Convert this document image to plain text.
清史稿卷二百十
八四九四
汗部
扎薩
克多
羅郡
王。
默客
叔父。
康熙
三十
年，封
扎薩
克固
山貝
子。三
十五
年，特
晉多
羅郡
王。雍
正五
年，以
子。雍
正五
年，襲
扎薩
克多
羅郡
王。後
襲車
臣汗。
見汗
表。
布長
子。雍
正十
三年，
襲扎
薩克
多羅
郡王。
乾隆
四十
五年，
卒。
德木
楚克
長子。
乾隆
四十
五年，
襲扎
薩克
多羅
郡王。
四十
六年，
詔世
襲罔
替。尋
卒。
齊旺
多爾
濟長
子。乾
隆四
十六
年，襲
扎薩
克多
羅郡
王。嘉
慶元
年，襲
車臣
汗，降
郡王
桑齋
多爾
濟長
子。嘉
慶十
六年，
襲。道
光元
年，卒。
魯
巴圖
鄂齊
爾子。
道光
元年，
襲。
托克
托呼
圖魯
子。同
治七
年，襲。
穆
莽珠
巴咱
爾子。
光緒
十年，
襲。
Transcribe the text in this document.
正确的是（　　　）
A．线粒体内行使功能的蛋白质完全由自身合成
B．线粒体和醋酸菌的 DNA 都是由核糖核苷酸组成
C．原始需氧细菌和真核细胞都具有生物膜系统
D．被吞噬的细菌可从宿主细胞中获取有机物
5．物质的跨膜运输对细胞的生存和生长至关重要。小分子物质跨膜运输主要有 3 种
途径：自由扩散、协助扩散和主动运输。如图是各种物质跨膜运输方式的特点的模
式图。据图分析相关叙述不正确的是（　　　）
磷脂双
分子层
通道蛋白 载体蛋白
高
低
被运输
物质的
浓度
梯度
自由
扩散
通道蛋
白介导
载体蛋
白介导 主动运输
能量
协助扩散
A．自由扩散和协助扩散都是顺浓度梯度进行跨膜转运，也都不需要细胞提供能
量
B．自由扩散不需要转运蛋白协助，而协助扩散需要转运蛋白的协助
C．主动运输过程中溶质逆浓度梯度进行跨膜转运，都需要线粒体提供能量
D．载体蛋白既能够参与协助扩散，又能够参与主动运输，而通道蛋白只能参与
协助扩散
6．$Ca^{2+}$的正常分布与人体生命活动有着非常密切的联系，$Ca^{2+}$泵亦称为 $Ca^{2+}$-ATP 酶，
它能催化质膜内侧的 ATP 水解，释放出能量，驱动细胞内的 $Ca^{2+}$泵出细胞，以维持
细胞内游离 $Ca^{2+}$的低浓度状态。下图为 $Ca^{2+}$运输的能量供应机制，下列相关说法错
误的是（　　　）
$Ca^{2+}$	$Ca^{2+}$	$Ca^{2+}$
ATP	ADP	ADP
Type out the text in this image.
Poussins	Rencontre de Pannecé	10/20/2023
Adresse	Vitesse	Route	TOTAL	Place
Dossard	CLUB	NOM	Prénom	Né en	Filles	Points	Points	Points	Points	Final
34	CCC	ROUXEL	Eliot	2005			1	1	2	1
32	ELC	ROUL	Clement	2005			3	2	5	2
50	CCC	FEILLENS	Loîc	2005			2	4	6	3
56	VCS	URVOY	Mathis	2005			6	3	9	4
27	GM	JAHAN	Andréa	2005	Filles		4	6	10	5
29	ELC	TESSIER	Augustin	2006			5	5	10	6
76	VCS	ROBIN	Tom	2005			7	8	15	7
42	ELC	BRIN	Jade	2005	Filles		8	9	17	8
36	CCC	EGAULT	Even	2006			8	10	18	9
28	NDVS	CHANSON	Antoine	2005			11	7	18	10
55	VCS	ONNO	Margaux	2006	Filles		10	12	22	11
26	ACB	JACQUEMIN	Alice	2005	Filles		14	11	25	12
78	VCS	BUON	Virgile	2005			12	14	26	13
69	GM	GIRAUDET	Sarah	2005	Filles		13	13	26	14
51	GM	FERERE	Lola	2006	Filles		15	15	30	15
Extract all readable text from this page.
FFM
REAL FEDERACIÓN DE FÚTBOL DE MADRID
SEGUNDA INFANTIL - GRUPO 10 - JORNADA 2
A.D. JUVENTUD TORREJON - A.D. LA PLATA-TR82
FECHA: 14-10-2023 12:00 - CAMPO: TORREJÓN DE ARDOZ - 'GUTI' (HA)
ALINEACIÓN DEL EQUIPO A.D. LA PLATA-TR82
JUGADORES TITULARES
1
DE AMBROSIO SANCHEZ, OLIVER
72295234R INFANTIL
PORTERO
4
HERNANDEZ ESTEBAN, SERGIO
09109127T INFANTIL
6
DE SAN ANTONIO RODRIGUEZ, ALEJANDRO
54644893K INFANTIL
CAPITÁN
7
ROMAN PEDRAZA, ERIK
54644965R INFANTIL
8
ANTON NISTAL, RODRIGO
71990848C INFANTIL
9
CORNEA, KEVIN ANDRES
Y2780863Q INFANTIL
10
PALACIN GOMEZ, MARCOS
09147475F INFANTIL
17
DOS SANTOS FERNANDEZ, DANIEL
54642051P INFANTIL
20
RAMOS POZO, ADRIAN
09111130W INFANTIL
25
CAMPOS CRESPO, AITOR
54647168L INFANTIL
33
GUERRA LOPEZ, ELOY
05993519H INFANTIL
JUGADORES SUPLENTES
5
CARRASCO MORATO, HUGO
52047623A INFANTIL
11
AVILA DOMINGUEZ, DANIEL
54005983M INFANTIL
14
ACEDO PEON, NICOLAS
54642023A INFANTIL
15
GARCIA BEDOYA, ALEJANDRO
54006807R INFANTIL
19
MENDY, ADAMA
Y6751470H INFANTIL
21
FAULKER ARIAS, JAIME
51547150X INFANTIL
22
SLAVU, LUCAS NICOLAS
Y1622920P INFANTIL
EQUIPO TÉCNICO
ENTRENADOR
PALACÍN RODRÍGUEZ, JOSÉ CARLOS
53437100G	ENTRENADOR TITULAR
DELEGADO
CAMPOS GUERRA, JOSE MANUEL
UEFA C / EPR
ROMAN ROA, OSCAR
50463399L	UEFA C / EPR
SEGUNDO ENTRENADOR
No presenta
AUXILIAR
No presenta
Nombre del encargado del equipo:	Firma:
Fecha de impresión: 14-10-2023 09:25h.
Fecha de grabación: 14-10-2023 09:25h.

> **What is required**: From the records above, please extract every line and repeat it exactly.

> **Result of this task**:
Convert this document image to plain text.
清史稿卷二百十
八四九四
汗部
扎薩
克多
羅郡
王。
默客
叔父。
康熙
三十
年，封
扎薩
克固
山貝
子。三
十五
年，特
晉多
羅郡
王。雍
正五
年，以
子。雍
正五
年，襲
扎薩
克多
羅郡
王。後
襲車
臣汗。
見汗
表。
布長
子。雍
正十
三年，
襲扎
薩克
多羅
郡王。
乾隆
四十
五年，
卒。
德木
楚克
長子。
乾隆
四十
五年，
襲扎
薩克
多羅
郡王。
四十
六年，
詔世
襲罔
替。尋
卒。
齊旺
多爾
濟長
子。乾
隆四
十六
年，襲
扎薩
克多
羅郡
王。嘉
慶元
年，襲
車臣
汗，降
郡王
桑齋
多爾
濟長
子。嘉
慶十
六年，
襲。道
光元
年，卒。
魯
巴圖
鄂齊
爾子。
道光
元年，
襲。
托克
托呼
圖魯
子。同
治七
年，襲。
穆
莽珠
巴咱
爾子。
光緒
十年，
襲。
Transcribe the text in this document.
正确的是（　　　）
A．线粒体内行使功能的蛋白质完全由自身合成
B．线粒体和醋酸菌的 DNA 都是由核糖核苷酸组成
C．原始需氧细菌和真核细胞都具有生物膜系统
D．被吞噬的细菌可从宿主细胞中获取有机物
5．物质的跨膜运输对细胞的生存和生长至关重要。小分子物质跨膜运输主要有 3 种
途径：自由扩散、协助扩散和主动运输。如图是各种物质跨膜运输方式的特点的模
式图。据图分析相关叙述不正确的是（　　　）
磷脂双
分子层
通道蛋白 载体蛋白
高
低
被运输
物质的
浓度
梯度
自由
扩散
通道蛋
白介导
载体蛋
白介导 主动运输
能量
协助扩散
A．自由扩散和协助扩散都是顺浓度梯度进行跨膜转运，也都不需要细胞提供能
量
B．自由扩散不需要转运蛋白协助，而协助扩散需要转运蛋白的协助
C．主动运输过程中溶质逆浓度梯度进行跨膜转运，都需要线粒体提供能量
D．载体蛋白既能够参与协助扩散，又能够参与主动运输，而通道蛋白只能参与
协助扩散
6．$Ca^{2+}$的正常分布与人体生命活动有着非常密切的联系，$Ca^{2+}$泵亦称为 $Ca^{2+}$-ATP 酶，
它能催化质膜内侧的 ATP 水解，释放出能量，驱动细胞内的 $Ca^{2+}$泵出细胞，以维持
细胞内游离 $Ca^{2+}$的低浓度状态。下图为 $Ca^{2+}$运输的能量供应机制，下列相关说法错
误的是（　　　）
$Ca^{2+}$	$Ca^{2+}$	$Ca^{2+}$
ATP	ADP	ADP
Type out the text in this image.
Poussins	Rencontre de Pannecé	10/20/2023
Adresse	Vitesse	Route	TOTAL	Place
Dossard	CLUB	NOM	Prénom	Né en	Filles	Points	Points	Points	Points	Final
34	CCC	ROUXEL	Eliot	2005			1	1	2	1
32	ELC	ROUL	Clement	2005			3	2	5	2
50	CCC	FEILLENS	Loîc	2005			2	4	6	3
56	VCS	URVOY	Mathis	2005			6	3	9	4
27	GM	JAHAN	Andréa	2005	Filles		4	6	10	5
29	ELC	TESSIER	Augustin	2006			5	5	10	6
76	VCS	ROBIN	Tom	2005			7	8	15	7
42	ELC	BRIN	Jade	2005	Filles		8	9	17	8
36	CCC	EGAULT	Even	2006			8	10	18	9
28	NDVS	CHANSON	Antoine	2005			11	7	18	10
55	VCS	ONNO	Margaux	2006	Filles		10	12	22	11
26	ACB	JACQUEMIN	Alice	2005	Filles		14	11	25	12
78	VCS	BUON	Virgile	2005			12	14	26	13
69	GM	GIRAUDET	Sarah	2005	Filles		13	13	26	14
51	GM	FERERE	Lola	2006	Filles		15	15	30	15
Extract all readable text from this page.
FFM
REAL FEDERACIÓN DE FÚTBOL DE MADRID
SEGUNDA INFANTIL - GRUPO 10 - JORNADA 2
A.D. JUVENTUD TORREJON - A.D. LA PLATA-TR82
FECHA: 14-10-2023 12:00 - CAMPO: TORREJÓN DE ARDOZ - 'GUTI' (HA)
ALINEACIÓN DEL EQUIPO A.D. LA PLATA-TR82
JUGADORES TITULARES
1
DE AMBROSIO SANCHEZ, OLIVER
72295234R INFANTIL
PORTERO
4
HERNANDEZ ESTEBAN, SERGIO
09109127T INFANTIL
6
DE SAN ANTONIO RODRIGUEZ, ALEJANDRO
54644893K INFANTIL
CAPITÁN
7
ROMAN PEDRAZA, ERIK
54644965R INFANTIL
8
ANTON NISTAL, RODRIGO
71990848C INFANTIL
9
CORNEA, KEVIN ANDRES
Y2780863Q INFANTIL
10
PALACIN GOMEZ, MARCOS
09147475F INFANTIL
17
DOS SANTOS FERNANDEZ, DANIEL
54642051P INFANTIL
20
RAMOS POZO, ADRIAN
09111130W INFANTIL
25
CAMPOS CRESPO, AITOR
54647168L INFANTIL
33
GUERRA LOPEZ, ELOY
05993519H INFANTIL
JUGADORES SUPLENTES
5
CARRASCO MORATO, HUGO
52047623A INFANTIL
11
AVILA DOMINGUEZ, DANIEL
54005983M INFANTIL
14
ACEDO PEON, NICOLAS
54642023A INFANTIL
15
GARCIA BEDOYA, ALEJANDRO
54006807R INFANTIL
19
MENDY, ADAMA
Y6751470H INFANTIL
21
FAULKER ARIAS, JAIME
51547150X INFANTIL
22
SLAVU, LUCAS NICOLAS
Y1622920P INFANTIL
EQUIPO TÉCNICO
ENTRENADOR
PALACÍN RODRÍGUEZ, JOSÉ CARLOS
53437100G	ENTRENADOR TITULAR
DELEGADO
CAMPOS GUERRA, JOSE MANUEL
UEFA C / EPR
ROMAN ROA, OSCAR
50463399L	UEFA C / EPR
SEGUNDO ENTRENADOR
No presenta
AUXILIAR
No presenta
Nombre del encargado del equipo:	Firma:
Fecha de impresión: 14-10-2023 09:25h.
Fecha de grabación: 14-10-2023 09:25h.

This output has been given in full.